STATED PROBLEM |
All of the material below is to be returned exactly.

━━ DATA EXTRACT

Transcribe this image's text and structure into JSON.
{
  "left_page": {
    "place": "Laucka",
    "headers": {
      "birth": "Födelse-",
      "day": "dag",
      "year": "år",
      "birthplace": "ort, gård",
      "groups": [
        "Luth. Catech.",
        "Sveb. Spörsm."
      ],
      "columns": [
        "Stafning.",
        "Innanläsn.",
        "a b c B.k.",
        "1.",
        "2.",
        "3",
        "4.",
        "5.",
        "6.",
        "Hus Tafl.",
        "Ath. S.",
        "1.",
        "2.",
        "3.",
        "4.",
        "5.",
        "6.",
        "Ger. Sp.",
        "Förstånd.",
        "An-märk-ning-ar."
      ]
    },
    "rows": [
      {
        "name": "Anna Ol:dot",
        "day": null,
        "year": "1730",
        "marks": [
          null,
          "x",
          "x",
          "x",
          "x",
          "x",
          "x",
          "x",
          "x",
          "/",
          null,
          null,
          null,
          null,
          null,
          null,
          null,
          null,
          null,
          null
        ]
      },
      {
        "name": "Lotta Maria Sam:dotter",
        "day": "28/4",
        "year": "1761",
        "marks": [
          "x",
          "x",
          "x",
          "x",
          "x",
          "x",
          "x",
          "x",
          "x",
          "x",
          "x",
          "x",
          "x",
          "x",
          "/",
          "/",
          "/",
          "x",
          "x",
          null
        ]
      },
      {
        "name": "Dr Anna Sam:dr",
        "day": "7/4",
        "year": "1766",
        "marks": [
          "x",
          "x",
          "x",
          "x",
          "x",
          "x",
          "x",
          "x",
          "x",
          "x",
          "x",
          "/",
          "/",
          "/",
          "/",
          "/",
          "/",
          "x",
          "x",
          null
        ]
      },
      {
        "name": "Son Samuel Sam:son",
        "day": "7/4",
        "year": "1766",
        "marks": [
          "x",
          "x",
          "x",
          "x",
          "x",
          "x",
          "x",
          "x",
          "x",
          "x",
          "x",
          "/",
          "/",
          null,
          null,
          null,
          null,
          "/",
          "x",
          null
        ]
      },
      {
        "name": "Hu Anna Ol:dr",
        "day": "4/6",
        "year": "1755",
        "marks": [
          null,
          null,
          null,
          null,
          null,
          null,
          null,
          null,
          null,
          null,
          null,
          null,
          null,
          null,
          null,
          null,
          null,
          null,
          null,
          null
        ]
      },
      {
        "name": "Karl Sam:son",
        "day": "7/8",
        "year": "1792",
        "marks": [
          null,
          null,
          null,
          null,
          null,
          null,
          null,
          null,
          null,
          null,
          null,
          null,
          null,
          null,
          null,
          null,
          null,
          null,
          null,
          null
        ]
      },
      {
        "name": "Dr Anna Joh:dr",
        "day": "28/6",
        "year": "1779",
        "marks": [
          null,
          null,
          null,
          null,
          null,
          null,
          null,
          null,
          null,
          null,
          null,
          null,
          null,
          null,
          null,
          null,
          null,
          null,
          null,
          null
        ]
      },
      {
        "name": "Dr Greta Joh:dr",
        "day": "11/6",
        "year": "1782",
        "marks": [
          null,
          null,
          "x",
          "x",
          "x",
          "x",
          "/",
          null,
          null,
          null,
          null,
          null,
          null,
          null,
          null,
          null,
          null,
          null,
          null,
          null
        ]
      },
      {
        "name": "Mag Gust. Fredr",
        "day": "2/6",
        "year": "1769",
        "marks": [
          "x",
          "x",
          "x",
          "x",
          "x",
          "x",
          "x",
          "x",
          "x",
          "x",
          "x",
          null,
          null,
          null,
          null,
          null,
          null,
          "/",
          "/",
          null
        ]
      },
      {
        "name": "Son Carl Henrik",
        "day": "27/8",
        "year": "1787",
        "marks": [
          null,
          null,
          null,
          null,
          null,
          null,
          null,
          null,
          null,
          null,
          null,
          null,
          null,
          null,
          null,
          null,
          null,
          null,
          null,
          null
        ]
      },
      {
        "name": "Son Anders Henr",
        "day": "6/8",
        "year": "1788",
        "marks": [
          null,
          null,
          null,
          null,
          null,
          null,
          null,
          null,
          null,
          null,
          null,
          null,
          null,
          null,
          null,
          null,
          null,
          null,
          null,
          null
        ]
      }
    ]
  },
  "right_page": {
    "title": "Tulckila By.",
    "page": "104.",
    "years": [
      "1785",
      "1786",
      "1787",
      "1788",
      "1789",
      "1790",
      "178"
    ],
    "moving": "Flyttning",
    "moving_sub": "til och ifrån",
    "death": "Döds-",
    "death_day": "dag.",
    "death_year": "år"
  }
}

━━━━

EXERCISE SOLUTION |
Transcribe this image's text and structure into JSON.
{
  "left_page": {
    "place": "Laucka",
    "headers": {
      "birth": "Födelse-",
      "day": "dag",
      "year": "år",
      "birthplace": "ort, gård",
      "groups": [
        "Luth. Catech.",
        "Sveb. Spörsm."
      ],
      "columns": [
        "Stafning.",
        "Innanläsn.",
        "a b c B.k.",
        "1.",
        "2.",
        "3",
        "4.",
        "5.",
        "6.",
        "Hus Tafl.",
        "Ath. S.",
        "1.",
        "2.",
        "3.",
        "4.",
        "5.",
        "6.",
        "Ger. Sp.",
        "Förstånd.",
        "An-märk-ning-ar."
      ]
    },
    "rows": [
      {
        "name": "Anna Ol:dot",
        "day": null,
        "year": "1730",
        "marks": [
          null,
          "x",
          "x",
          "x",
          "x",
          "x",
          "x",
          "x",
          "x",
          "/",
          null,
          null,
          null,
          null,
          null,
          null,
          null,
          null,
          null,
          null
        ]
      },
      {
        "name": "Lotta Maria Sam:dotter",
        "day": "28/4",
        "year": "1761",
        "marks": [
          "x",
          "x",
          "x",
          "x",
          "x",
          "x",
          "x",
          "x",
          "x",
          "x",
          "x",
          "x",
          "x",
          "x",
          "/",
          "/",
          "/",
          "x",
          "x",
          null
        ]
      },
      {
        "name": "Dr Anna Sam:dr",
        "day": "7/4",
        "year": "1766",
        "marks": [
          "x",
          "x",
          "x",
          "x",
          "x",
          "x",
          "x",
          "x",
          "x",
          "x",
          "x",
          "/",
          "/",
          "/",
          "/",
          "/",
          "/",
          "x",
          "x",
          null
        ]
      },
      {
        "name": "Son Samuel Sam:son",
        "day": "7/4",
        "year": "1766",
        "marks": [
          "x",
          "x",
          "x",
          "x",
          "x",
          "x",
          "x",
          "x",
          "x",
          "x",
          "x",
          "/",
          "/",
          null,
          null,
          null,
          null,
          "/",
          "x",
          null
        ]
      },
      {
        "name": "Hu Anna Ol:dr",
        "day": "4/6",
        "year": "1755",
        "marks": [
          null,
          null,
          null,
          null,
          null,
          null,
          null,
          null,
          null,
          null,
          null,
          null,
          null,
          null,
          null,
          null,
          null,
          null,
          null,
          null
        ]
      },
      {
        "name": "Karl Sam:son",
        "day": "7/8",
        "year": "1792",
        "marks": [
          null,
          null,
          null,
          null,
          null,
          null,
          null,
          null,
          null,
          null,
          null,
          null,
          null,
          null,
          null,
          null,
          null,
          null,
          null,
          null
        ]
      },
      {
        "name": "Dr Anna Joh:dr",
        "day": "28/6",
        "year": "1779",
        "marks": [
          null,
          null,
          null,
          null,
          null,
          null,
          null,
          null,
          null,
          null,
          null,
          null,
          null,
          null,
          null,
          null,
          null,
          null,
          null,
          null
        ]
      },
      {
        "name": "Dr Greta Joh:dr",
        "day": "11/6",
        "year": "1782",
        "marks": [
          null,
          null,
          "x",
          "x",
          "x",
          "x",
          "/",
          null,
          null,
          null,
          null,
          null,
          null,
          null,
          null,
          null,
          null,
          null,
          null,
          null
        ]
      },
      {
        "name": "Mag Gust. Fredr",
        "day": "2/6",
        "year": "1769",
        "marks": [
          "x",
          "x",
          "x",
          "x",
          "x",
          "x",
          "x",
          "x",
          "x",
          "x",
          "x",
          null,
          null,
          null,
          null,
          null,
          null,
          "/",
          "/",
          null
        ]
      },
      {
        "name": "Son Carl Henrik",
        "day": "27/8",
        "year": "1787",
        "marks": [
          null,
          null,
          null,
          null,
          null,
          null,
          null,
          null,
          null,
          null,
          null,
          null,
          null,
          null,
          null,
          null,
          null,
          null,
          null,
          null
        ]
      },
      {
        "name": "Son Anders Henr",
        "day": "6/8",
        "year": "1788",
        "marks": [
          null,
          null,
          null,
          null,
          null,
          null,
          null,
          null,
          null,
          null,
          null,
          null,
          null,
          null,
          null,
          null,
          null,
          null,
          null,
          null
        ]
      }
    ]
  },
  "right_page": {
    "title": "Tulckila By.",
    "page": "104.",
    "years": [
      "1785",
      "1786",
      "1787",
      "1788",
      "1789",
      "1790",
      "178"
    ],
    "moving": "Flyttning",
    "moving_sub": "til och ifrån",
    "death": "Döds-",
    "death_day": "dag.",
    "death_year": "år"
  }
}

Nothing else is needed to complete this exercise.